PROBLEM DETAILS » From the entries below, tally how many lines contain "抽查作业人员进行询问" and report only that figure.

(Entries from a dataset)
>> begin
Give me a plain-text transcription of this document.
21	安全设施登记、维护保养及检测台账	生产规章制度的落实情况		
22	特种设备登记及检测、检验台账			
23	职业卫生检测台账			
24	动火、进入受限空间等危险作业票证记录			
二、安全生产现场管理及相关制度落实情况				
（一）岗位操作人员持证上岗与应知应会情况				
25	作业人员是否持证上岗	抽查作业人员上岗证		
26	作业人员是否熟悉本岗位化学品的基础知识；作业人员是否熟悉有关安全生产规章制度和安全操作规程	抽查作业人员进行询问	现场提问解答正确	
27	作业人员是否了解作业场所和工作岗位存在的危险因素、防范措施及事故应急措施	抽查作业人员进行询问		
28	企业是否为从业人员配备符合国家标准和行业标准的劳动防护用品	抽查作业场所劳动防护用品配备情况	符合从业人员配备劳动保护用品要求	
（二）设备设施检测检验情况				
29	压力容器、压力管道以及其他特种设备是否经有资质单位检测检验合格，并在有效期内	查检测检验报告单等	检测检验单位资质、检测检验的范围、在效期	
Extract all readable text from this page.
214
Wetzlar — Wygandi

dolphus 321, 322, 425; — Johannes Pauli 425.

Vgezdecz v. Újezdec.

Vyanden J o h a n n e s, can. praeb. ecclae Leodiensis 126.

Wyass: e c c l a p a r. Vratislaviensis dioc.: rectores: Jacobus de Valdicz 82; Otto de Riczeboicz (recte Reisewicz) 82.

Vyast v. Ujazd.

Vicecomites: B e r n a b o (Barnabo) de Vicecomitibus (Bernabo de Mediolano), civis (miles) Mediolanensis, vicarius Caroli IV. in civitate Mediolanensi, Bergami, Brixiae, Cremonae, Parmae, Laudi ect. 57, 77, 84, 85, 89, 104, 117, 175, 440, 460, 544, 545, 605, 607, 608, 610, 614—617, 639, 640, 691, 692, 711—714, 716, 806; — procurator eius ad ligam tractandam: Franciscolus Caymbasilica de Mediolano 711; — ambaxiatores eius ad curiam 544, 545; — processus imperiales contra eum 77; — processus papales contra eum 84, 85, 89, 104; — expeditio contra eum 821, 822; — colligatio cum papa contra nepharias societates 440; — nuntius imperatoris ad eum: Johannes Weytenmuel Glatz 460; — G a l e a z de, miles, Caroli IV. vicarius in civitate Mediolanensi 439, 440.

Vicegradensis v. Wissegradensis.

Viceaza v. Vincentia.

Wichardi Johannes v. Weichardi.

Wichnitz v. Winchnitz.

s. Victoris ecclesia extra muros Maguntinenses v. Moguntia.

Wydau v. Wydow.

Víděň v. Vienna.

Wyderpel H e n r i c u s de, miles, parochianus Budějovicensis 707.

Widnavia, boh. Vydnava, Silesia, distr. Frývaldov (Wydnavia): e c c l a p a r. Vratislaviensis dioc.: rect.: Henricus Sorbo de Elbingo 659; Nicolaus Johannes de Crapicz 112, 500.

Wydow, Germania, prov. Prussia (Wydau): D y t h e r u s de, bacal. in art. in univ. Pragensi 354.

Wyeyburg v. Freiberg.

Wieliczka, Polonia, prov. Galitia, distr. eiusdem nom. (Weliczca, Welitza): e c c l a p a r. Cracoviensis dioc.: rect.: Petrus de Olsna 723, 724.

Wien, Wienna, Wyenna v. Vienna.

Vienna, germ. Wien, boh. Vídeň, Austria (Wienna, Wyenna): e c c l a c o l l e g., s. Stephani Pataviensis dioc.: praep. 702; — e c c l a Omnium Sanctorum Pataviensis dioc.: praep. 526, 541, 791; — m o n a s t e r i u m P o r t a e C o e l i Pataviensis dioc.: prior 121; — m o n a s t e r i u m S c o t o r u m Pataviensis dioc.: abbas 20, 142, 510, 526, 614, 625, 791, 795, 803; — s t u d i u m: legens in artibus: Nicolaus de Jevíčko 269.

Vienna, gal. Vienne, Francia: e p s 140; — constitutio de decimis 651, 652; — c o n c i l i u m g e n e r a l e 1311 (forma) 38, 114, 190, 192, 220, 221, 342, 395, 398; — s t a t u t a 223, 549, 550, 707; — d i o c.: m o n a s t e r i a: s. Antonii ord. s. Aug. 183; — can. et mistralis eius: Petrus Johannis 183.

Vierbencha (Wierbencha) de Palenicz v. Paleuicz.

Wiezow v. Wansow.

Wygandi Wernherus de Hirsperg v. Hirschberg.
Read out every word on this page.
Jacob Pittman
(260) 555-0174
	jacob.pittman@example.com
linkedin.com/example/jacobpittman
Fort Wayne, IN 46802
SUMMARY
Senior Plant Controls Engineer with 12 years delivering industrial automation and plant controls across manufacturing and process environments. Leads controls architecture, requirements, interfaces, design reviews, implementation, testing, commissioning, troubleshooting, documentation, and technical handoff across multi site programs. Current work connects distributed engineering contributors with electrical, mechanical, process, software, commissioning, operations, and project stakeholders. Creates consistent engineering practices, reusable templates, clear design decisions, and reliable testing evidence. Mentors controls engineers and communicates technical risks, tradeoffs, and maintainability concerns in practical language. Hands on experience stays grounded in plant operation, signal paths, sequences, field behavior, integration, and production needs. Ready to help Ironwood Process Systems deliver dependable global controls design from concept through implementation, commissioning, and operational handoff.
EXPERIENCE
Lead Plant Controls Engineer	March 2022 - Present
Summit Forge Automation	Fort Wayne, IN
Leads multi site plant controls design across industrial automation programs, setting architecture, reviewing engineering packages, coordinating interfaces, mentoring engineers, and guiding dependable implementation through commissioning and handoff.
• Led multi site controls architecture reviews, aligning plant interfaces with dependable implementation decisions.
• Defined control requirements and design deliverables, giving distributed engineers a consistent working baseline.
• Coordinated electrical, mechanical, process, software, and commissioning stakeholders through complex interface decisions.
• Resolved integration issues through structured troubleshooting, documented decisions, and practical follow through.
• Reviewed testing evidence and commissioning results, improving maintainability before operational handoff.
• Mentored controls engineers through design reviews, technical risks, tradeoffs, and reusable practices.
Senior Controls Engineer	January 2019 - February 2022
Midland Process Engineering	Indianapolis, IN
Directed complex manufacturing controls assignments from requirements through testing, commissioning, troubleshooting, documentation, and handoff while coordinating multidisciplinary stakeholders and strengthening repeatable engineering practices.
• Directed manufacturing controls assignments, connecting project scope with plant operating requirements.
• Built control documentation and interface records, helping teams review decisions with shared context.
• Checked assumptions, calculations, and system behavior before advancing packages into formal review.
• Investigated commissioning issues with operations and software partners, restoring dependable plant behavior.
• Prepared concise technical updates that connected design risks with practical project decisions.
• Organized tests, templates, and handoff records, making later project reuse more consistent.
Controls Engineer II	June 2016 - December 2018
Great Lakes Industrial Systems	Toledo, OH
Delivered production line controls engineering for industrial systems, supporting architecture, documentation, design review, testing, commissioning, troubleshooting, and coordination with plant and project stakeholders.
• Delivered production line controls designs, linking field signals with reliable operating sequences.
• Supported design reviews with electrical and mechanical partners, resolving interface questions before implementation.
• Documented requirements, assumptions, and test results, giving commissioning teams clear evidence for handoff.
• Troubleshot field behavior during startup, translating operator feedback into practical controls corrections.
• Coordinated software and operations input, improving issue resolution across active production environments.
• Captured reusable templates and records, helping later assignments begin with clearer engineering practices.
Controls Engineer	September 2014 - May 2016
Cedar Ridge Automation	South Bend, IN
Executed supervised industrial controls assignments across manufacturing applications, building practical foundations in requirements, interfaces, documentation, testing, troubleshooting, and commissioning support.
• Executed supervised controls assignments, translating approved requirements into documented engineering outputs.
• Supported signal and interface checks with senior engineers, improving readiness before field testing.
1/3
>> end
FINAL RESULT » 2